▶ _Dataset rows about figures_
►
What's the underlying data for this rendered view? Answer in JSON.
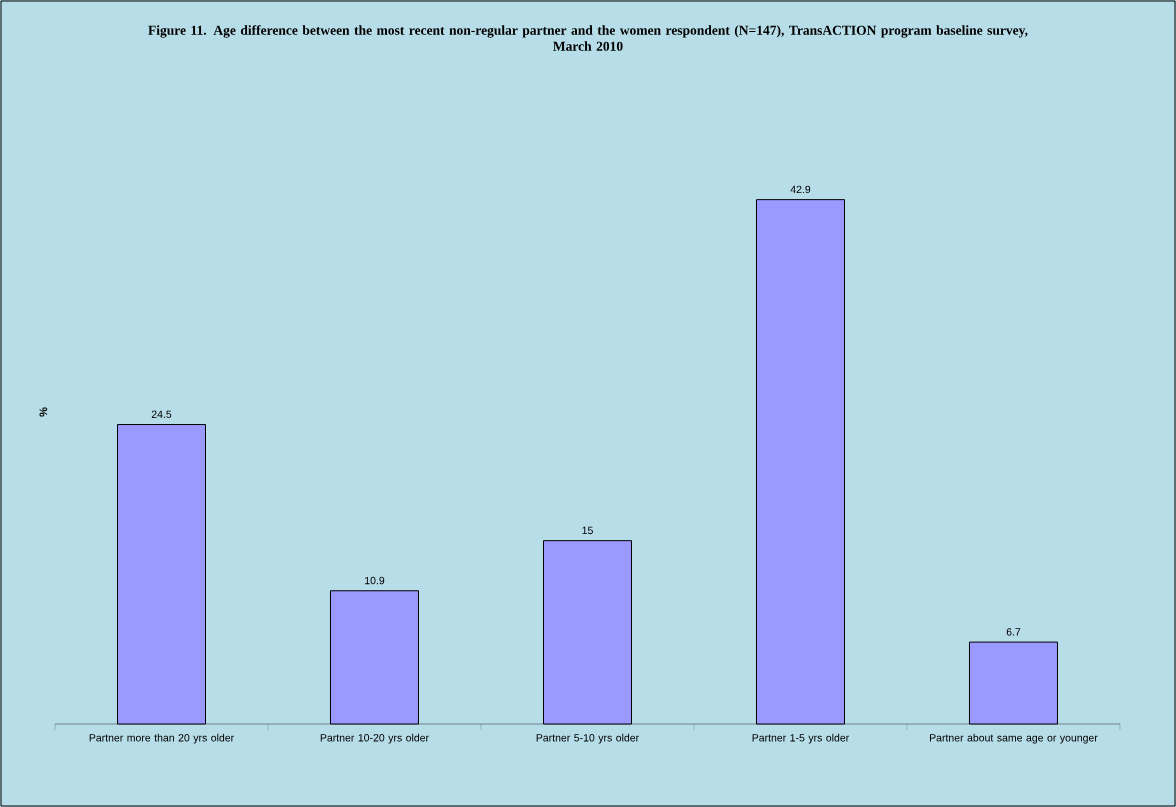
{
  "chart_data": {
    "type": "bar",
    "title": "Figure 11. Age difference between the most recent non-regular partner and the women respondent (N=147), TransACTION program baseline survey, March 2010",
    "ylabel": "%",
    "categories": [
      "Partner more than 20 yrs older",
      "Partner 10-20 yrs older",
      "Partner 5-10 yrs older",
      "Partner 1-5 yrs older",
      "Partner about same age or younger"
    ],
    "values": [
      24.5,
      10.9,
      15,
      42.9,
      6.7
    ],
    "color": "#9999ff",
    "data_labels": true
  }
}
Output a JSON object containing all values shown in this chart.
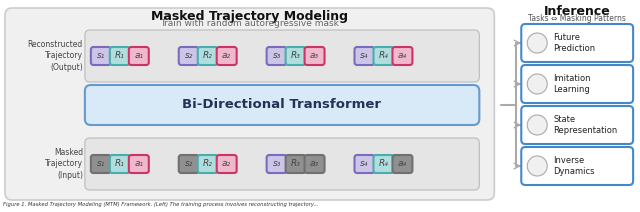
{
  "title": "Masked Trajectory Modeling",
  "subtitle": "Train with random autoregressive mask",
  "inference_title": "Inference",
  "inference_subtitle": "Tasks ⇔ Masking Patterns",
  "left_label_top": "Reconstructed\nTrajectory\n(Output)",
  "left_label_bottom": "Masked\nTrajectory\n(Input)",
  "transformer_label": "Bi-Directional Transformer",
  "inference_items": [
    "Future\nPrediction",
    "Imitation\nLearning",
    "State\nRepresentation",
    "Inverse\nDynamics"
  ],
  "token_groups": [
    [
      "s₁",
      "R₁",
      "a₁"
    ],
    [
      "s₂",
      "R₂",
      "a₂"
    ],
    [
      "s₃",
      "R₃",
      "a₃"
    ],
    [
      "s₄",
      "R₄",
      "a₄"
    ]
  ],
  "s_fill": "#cdc5e8",
  "s_border": "#7b6bbf",
  "R_fill": "#b0dede",
  "R_border": "#4aadad",
  "a_fill": "#f0b8cc",
  "a_border": "#cc3366",
  "gray_fill": "#909090",
  "gray_border": "#707070",
  "token_text_color": "#444444",
  "outer_bg": "#f0f0f0",
  "outer_border": "#cccccc",
  "inner_row_bg": "#e5e5e5",
  "inner_row_border": "#bbbbbb",
  "transformer_bg": "#d8eaf8",
  "transformer_border": "#6699cc",
  "inference_box_bg": "#ffffff",
  "inference_box_border": "#4488cc",
  "bg_color": "#ffffff",
  "brace_color": "#aaaaaa",
  "caption": "Figure 1. Masked Trajectory Modeling (MTM) Framework. (Left) The training process involves reconstructing trajectory...",
  "masked_gray": [
    [
      true,
      false,
      false
    ],
    [
      true,
      false,
      false
    ],
    [
      false,
      true,
      true
    ],
    [
      false,
      false,
      true
    ]
  ],
  "masked_visible_colored": [
    [
      false,
      false,
      false
    ],
    [
      false,
      false,
      true
    ],
    [
      true,
      false,
      false
    ],
    [
      false,
      false,
      false
    ]
  ]
}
◄
▶ _INSTRUCTIONS FOR THE TASK_
Filter out all lines lacking the word "ffffff" and copy the rest.

▶ _WRITTEN ANSWER_
  "inference_box_bg": "#ffffff",
  "bg_color": "#ffffff",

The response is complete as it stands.